* **Figure collection entries**

◇ ◇ ◇ ◇ ◇

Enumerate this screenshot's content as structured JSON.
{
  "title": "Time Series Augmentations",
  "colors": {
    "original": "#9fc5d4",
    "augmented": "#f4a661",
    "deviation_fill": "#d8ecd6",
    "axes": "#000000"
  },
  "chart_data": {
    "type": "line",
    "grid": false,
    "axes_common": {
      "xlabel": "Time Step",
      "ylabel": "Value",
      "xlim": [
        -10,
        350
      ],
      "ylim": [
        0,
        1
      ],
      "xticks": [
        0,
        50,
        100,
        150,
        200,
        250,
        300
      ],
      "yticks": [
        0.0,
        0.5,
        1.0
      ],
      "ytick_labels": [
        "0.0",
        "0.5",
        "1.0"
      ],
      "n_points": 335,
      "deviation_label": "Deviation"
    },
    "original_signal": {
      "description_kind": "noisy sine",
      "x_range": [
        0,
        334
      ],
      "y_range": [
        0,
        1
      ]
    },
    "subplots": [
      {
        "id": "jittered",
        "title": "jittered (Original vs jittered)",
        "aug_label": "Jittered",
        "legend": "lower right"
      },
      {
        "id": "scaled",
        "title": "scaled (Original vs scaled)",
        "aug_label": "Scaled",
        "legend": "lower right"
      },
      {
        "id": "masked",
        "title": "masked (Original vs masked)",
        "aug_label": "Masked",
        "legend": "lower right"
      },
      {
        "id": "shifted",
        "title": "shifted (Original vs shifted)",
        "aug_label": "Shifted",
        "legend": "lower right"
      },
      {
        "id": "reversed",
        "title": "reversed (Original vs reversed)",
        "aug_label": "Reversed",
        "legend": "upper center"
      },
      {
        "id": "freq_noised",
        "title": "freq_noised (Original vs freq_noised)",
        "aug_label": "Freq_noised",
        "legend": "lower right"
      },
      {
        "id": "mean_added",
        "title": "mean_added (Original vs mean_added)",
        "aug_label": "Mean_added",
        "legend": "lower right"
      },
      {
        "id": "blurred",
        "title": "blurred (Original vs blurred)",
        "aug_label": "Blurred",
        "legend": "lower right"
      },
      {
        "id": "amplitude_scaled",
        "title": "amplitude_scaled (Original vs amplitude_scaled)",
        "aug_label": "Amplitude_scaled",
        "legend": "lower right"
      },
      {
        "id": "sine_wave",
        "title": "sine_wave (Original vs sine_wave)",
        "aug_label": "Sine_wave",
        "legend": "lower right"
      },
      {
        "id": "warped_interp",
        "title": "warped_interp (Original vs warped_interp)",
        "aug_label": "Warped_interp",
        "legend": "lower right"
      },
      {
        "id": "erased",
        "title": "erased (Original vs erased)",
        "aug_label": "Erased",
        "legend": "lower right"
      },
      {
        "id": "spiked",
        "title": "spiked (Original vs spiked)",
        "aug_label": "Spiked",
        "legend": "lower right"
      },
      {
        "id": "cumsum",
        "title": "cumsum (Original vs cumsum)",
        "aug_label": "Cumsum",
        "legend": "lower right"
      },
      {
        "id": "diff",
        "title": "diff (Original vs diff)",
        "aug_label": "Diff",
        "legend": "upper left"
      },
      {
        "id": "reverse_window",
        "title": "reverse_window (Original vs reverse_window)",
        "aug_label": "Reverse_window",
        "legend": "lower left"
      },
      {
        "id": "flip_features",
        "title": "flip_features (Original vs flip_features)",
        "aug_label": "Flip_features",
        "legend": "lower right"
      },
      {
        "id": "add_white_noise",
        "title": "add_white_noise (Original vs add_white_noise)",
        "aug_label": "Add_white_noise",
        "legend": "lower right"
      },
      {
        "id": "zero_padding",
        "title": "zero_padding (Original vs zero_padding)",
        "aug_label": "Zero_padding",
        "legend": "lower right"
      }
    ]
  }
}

◇ ◇ ◇ ◇ ◇

Output the listing above exactly as it appears.

Enumerate this screenshot's content as structured JSON.
{
  "title": "Time Series Augmentations",
  "colors": {
    "original": "#9fc5d4",
    "augmented": "#f4a661",
    "deviation_fill": "#d8ecd6",
    "axes": "#000000"
  },
  "chart_data": {
    "type": "line",
    "grid": false,
    "axes_common": {
      "xlabel": "Time Step",
      "ylabel": "Value",
      "xlim": [
        -10,
        350
      ],
      "ylim": [
        0,
        1
      ],
      "xticks": [
        0,
        50,
        100,
        150,
        200,
        250,
        300
      ],
      "yticks": [
        0.0,
        0.5,
        1.0
      ],
      "ytick_labels": [
        "0.0",
        "0.5",
        "1.0"
      ],
      "n_points": 335,
      "deviation_label": "Deviation"
    },
    "original_signal": {
      "description_kind": "noisy sine",
      "x_range": [
        0,
        334
      ],
      "y_range": [
        0,
        1
      ]
    },
    "subplots": [
      {
        "id": "jittered",
        "title": "jittered (Original vs jittered)",
        "aug_label": "Jittered",
        "legend": "lower right"
      },
      {
        "id": "scaled",
        "title": "scaled (Original vs scaled)",
        "aug_label": "Scaled",
        "legend": "lower right"
      },
      {
        "id": "masked",
        "title": "masked (Original vs masked)",
        "aug_label": "Masked",
        "legend": "lower right"
      },
      {
        "id": "shifted",
        "title": "shifted (Original vs shifted)",
        "aug_label": "Shifted",
        "legend": "lower right"
      },
      {
        "id": "reversed",
        "title": "reversed (Original vs reversed)",
        "aug_label": "Reversed",
        "legend": "upper center"
      },
      {
        "id": "freq_noised",
        "title": "freq_noised (Original vs freq_noised)",
        "aug_label": "Freq_noised",
        "legend": "lower right"
      },
      {
        "id": "mean_added",
        "title": "mean_added (Original vs mean_added)",
        "aug_label": "Mean_added",
        "legend": "lower right"
      },
      {
        "id": "blurred",
        "title": "blurred (Original vs blurred)",
        "aug_label": "Blurred",
        "legend": "lower right"
      },
      {
        "id": "amplitude_scaled",
        "title": "amplitude_scaled (Original vs amplitude_scaled)",
        "aug_label": "Amplitude_scaled",
        "legend": "lower right"
      },
      {
        "id": "sine_wave",
        "title": "sine_wave (Original vs sine_wave)",
        "aug_label": "Sine_wave",
        "legend": "lower right"
      },
      {
        "id": "warped_interp",
        "title": "warped_interp (Original vs warped_interp)",
        "aug_label": "Warped_interp",
        "legend": "lower right"
      },
      {
        "id": "erased",
        "title": "erased (Original vs erased)",
        "aug_label": "Erased",
        "legend": "lower right"
      },
      {
        "id": "spiked",
        "title": "spiked (Original vs spiked)",
        "aug_label": "Spiked",
        "legend": "lower right"
      },
      {
        "id": "cumsum",
        "title": "cumsum (Original vs cumsum)",
        "aug_label": "Cumsum",
        "legend": "lower right"
      },
      {
        "id": "diff",
        "title": "diff (Original vs diff)",
        "aug_label": "Diff",
        "legend": "upper left"
      },
      {
        "id": "reverse_window",
        "title": "reverse_window (Original vs reverse_window)",
        "aug_label": "Reverse_window",
        "legend": "lower left"
      },
      {
        "id": "flip_features",
        "title": "flip_features (Original vs flip_features)",
        "aug_label": "Flip_features",
        "legend": "lower right"
      },
      {
        "id": "add_white_noise",
        "title": "add_white_noise (Original vs add_white_noise)",
        "aug_label": "Add_white_noise",
        "legend": "lower right"
      },
      {
        "id": "zero_padding",
        "title": "zero_padding (Original vs zero_padding)",
        "aug_label": "Zero_padding",
        "legend": "lower right"
      }
    ]
  }
}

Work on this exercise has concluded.